(Rows from a dataset)
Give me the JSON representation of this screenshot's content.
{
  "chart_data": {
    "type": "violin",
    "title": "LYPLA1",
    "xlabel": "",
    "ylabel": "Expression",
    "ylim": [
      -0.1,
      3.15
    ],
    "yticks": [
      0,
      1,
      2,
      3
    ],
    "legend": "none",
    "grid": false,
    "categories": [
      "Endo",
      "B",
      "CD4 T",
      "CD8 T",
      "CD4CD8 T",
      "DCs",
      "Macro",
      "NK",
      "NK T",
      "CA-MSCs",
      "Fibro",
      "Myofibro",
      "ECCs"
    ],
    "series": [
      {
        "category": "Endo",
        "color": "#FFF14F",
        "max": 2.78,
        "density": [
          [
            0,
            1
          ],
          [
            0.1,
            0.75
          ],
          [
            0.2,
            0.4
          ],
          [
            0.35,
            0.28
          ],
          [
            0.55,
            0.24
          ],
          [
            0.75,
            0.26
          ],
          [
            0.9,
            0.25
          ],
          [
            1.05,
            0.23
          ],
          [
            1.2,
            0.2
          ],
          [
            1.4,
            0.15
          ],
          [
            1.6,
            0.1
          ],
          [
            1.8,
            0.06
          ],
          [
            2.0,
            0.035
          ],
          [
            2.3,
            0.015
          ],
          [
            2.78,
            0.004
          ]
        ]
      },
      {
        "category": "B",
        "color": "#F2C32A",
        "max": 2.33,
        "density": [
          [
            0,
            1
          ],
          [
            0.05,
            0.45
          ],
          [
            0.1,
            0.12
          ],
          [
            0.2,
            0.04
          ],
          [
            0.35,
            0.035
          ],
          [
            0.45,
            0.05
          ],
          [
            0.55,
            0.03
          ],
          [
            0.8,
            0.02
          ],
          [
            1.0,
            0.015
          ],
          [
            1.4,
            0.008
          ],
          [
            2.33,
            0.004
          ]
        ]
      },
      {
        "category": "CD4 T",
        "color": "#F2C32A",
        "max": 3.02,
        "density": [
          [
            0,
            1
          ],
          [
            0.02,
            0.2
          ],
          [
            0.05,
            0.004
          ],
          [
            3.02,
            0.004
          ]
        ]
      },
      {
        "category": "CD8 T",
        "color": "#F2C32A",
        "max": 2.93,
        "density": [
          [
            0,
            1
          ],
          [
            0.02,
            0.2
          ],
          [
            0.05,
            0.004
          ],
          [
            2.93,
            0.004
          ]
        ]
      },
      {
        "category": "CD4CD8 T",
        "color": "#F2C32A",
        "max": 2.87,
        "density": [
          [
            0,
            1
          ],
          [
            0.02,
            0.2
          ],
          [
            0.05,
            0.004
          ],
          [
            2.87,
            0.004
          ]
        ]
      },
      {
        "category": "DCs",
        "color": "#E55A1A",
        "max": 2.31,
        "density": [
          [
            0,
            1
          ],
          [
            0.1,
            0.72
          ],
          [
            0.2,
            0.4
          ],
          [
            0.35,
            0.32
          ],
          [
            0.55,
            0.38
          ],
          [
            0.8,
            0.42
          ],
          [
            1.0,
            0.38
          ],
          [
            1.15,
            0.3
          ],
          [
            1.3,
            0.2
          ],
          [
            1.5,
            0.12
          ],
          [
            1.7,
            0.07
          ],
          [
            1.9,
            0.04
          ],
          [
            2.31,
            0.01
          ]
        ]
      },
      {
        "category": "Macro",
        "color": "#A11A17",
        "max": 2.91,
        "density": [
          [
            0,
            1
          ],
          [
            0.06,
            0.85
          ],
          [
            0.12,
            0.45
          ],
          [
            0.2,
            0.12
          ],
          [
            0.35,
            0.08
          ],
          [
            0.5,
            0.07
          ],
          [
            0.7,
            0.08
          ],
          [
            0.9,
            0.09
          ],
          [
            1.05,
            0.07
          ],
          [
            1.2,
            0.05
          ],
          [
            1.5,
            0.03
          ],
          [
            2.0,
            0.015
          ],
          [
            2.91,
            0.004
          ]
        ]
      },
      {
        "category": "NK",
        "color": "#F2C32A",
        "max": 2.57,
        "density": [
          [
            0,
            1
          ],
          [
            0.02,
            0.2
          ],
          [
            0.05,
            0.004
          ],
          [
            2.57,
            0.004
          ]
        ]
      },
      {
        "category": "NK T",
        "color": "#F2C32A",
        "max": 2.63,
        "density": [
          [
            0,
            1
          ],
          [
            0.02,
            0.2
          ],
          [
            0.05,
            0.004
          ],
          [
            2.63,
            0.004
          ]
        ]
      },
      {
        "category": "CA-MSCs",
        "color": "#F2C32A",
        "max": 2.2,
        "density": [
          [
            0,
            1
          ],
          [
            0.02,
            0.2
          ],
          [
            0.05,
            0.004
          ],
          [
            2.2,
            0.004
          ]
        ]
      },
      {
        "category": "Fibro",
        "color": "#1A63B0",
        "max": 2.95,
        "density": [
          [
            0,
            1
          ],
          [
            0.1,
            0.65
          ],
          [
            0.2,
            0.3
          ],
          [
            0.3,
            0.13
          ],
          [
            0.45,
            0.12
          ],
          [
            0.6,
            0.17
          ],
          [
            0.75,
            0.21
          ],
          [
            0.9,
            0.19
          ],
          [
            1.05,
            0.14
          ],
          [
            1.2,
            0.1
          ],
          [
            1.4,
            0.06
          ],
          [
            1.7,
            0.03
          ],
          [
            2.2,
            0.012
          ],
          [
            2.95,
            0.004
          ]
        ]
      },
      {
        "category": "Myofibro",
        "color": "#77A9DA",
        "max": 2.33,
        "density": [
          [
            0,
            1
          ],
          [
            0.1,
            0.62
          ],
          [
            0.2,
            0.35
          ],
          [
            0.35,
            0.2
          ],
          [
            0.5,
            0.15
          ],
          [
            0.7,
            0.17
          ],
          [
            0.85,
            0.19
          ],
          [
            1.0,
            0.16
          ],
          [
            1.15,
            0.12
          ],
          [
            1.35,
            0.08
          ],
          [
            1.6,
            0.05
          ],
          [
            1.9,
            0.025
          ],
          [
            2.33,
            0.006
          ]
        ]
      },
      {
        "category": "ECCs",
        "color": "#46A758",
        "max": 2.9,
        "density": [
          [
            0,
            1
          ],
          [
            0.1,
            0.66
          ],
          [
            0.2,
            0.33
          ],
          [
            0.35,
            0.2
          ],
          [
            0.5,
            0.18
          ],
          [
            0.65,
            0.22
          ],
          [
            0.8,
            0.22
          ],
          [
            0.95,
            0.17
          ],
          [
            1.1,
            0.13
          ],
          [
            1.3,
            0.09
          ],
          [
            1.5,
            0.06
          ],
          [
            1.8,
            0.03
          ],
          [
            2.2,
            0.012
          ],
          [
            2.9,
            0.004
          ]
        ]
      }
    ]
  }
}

> _Problem requirements_
From the listing above, extract all records word for word.

> _Reply_
Give me the JSON representation of this screenshot's content.
{
  "chart_data": {
    "type": "violin",
    "title": "LYPLA1",
    "xlabel": "",
    "ylabel": "Expression",
    "ylim": [
      -0.1,
      3.15
    ],
    "yticks": [
      0,
      1,
      2,
      3
    ],
    "legend": "none",
    "grid": false,
    "categories": [
      "Endo",
      "B",
      "CD4 T",
      "CD8 T",
      "CD4CD8 T",
      "DCs",
      "Macro",
      "NK",
      "NK T",
      "CA-MSCs",
      "Fibro",
      "Myofibro",
      "ECCs"
    ],
    "series": [
      {
        "category": "Endo",
        "color": "#FFF14F",
        "max": 2.78,
        "density": [
          [
            0,
            1
          ],
          [
            0.1,
            0.75
          ],
          [
            0.2,
            0.4
          ],
          [
            0.35,
            0.28
          ],
          [
            0.55,
            0.24
          ],
          [
            0.75,
            0.26
          ],
          [
            0.9,
            0.25
          ],
          [
            1.05,
            0.23
          ],
          [
            1.2,
            0.2
          ],
          [
            1.4,
            0.15
          ],
          [
            1.6,
            0.1
          ],
          [
            1.8,
            0.06
          ],
          [
            2.0,
            0.035
          ],
          [
            2.3,
            0.015
          ],
          [
            2.78,
            0.004
          ]
        ]
      },
      {
        "category": "B",
        "color": "#F2C32A",
        "max": 2.33,
        "density": [
          [
            0,
            1
          ],
          [
            0.05,
            0.45
          ],
          [
            0.1,
            0.12
          ],
          [
            0.2,
            0.04
          ],
          [
            0.35,
            0.035
          ],
          [
            0.45,
            0.05
          ],
          [
            0.55,
            0.03
          ],
          [
            0.8,
            0.02
          ],
          [
            1.0,
            0.015
          ],
          [
            1.4,
            0.008
          ],
          [
            2.33,
            0.004
          ]
        ]
      },
      {
        "category": "CD4 T",
        "color": "#F2C32A",
        "max": 3.02,
        "density": [
          [
            0,
            1
          ],
          [
            0.02,
            0.2
          ],
          [
            0.05,
            0.004
          ],
          [
            3.02,
            0.004
          ]
        ]
      },
      {
        "category": "CD8 T",
        "color": "#F2C32A",
        "max": 2.93,
        "density": [
          [
            0,
            1
          ],
          [
            0.02,
            0.2
          ],
          [
            0.05,
            0.004
          ],
          [
            2.93,
            0.004
          ]
        ]
      },
      {
        "category": "CD4CD8 T",
        "color": "#F2C32A",
        "max": 2.87,
        "density": [
          [
            0,
            1
          ],
          [
            0.02,
            0.2
          ],
          [
            0.05,
            0.004
          ],
          [
            2.87,
            0.004
          ]
        ]
      },
      {
        "category": "DCs",
        "color": "#E55A1A",
        "max": 2.31,
        "density": [
          [
            0,
            1
          ],
          [
            0.1,
            0.72
          ],
          [
            0.2,
            0.4
          ],
          [
            0.35,
            0.32
          ],
          [
            0.55,
            0.38
          ],
          [
            0.8,
            0.42
          ],
          [
            1.0,
            0.38
          ],
          [
            1.15,
            0.3
          ],
          [
            1.3,
            0.2
          ],
          [
            1.5,
            0.12
          ],
          [
            1.7,
            0.07
          ],
          [
            1.9,
            0.04
          ],
          [
            2.31,
            0.01
          ]
        ]
      },
      {
        "category": "Macro",
        "color": "#A11A17",
        "max": 2.91,
        "density": [
          [
            0,
            1
          ],
          [
            0.06,
            0.85
          ],
          [
            0.12,
            0.45
          ],
          [
            0.2,
            0.12
          ],
          [
            0.35,
            0.08
          ],
          [
            0.5,
            0.07
          ],
          [
            0.7,
            0.08
          ],
          [
            0.9,
            0.09
          ],
          [
            1.05,
            0.07
          ],
          [
            1.2,
            0.05
          ],
          [
            1.5,
            0.03
          ],
          [
            2.0,
            0.015
          ],
          [
            2.91,
            0.004
          ]
        ]
      },
      {
        "category": "NK",
        "color": "#F2C32A",
        "max": 2.57,
        "density": [
          [
            0,
            1
          ],
          [
            0.02,
            0.2
          ],
          [
            0.05,
            0.004
          ],
          [
            2.57,
            0.004
          ]
        ]
      },
      {
        "category": "NK T",
        "color": "#F2C32A",
        "max": 2.63,
        "density": [
          [
            0,
            1
          ],
          [
            0.02,
            0.2
          ],
          [
            0.05,
            0.004
          ],
          [
            2.63,
            0.004
          ]
        ]
      },
      {
        "category": "CA-MSCs",
        "color": "#F2C32A",
        "max": 2.2,
        "density": [
          [
            0,
            1
          ],
          [
            0.02,
            0.2
          ],
          [
            0.05,
            0.004
          ],
          [
            2.2,
            0.004
          ]
        ]
      },
      {
        "category": "Fibro",
        "color": "#1A63B0",
        "max": 2.95,
        "density": [
          [
            0,
            1
          ],
          [
            0.1,
            0.65
          ],
          [
            0.2,
            0.3
          ],
          [
            0.3,
            0.13
          ],
          [
            0.45,
            0.12
          ],
          [
            0.6,
            0.17
          ],
          [
            0.75,
            0.21
          ],
          [
            0.9,
            0.19
          ],
          [
            1.05,
            0.14
          ],
          [
            1.2,
            0.1
          ],
          [
            1.4,
            0.06
          ],
          [
            1.7,
            0.03
          ],
          [
            2.2,
            0.012
          ],
          [
            2.95,
            0.004
          ]
        ]
      },
      {
        "category": "Myofibro",
        "color": "#77A9DA",
        "max": 2.33,
        "density": [
          [
            0,
            1
          ],
          [
            0.1,
            0.62
          ],
          [
            0.2,
            0.35
          ],
          [
            0.35,
            0.2
          ],
          [
            0.5,
            0.15
          ],
          [
            0.7,
            0.17
          ],
          [
            0.85,
            0.19
          ],
          [
            1.0,
            0.16
          ],
          [
            1.15,
            0.12
          ],
          [
            1.35,
            0.08
          ],
          [
            1.6,
            0.05
          ],
          [
            1.9,
            0.025
          ],
          [
            2.33,
            0.006
          ]
        ]
      },
      {
        "category": "ECCs",
        "color": "#46A758",
        "max": 2.9,
        "density": [
          [
            0,
            1
          ],
          [
            0.1,
            0.66
          ],
          [
            0.2,
            0.33
          ],
          [
            0.35,
            0.2
          ],
          [
            0.5,
            0.18
          ],
          [
            0.65,
            0.22
          ],
          [
            0.8,
            0.22
          ],
          [
            0.95,
            0.17
          ],
          [
            1.1,
            0.13
          ],
          [
            1.3,
            0.09
          ],
          [
            1.5,
            0.06
          ],
          [
            1.8,
            0.03
          ],
          [
            2.2,
            0.012
          ],
          [
            2.9,
            0.004
          ]
        ]
      }
    ]
  }
}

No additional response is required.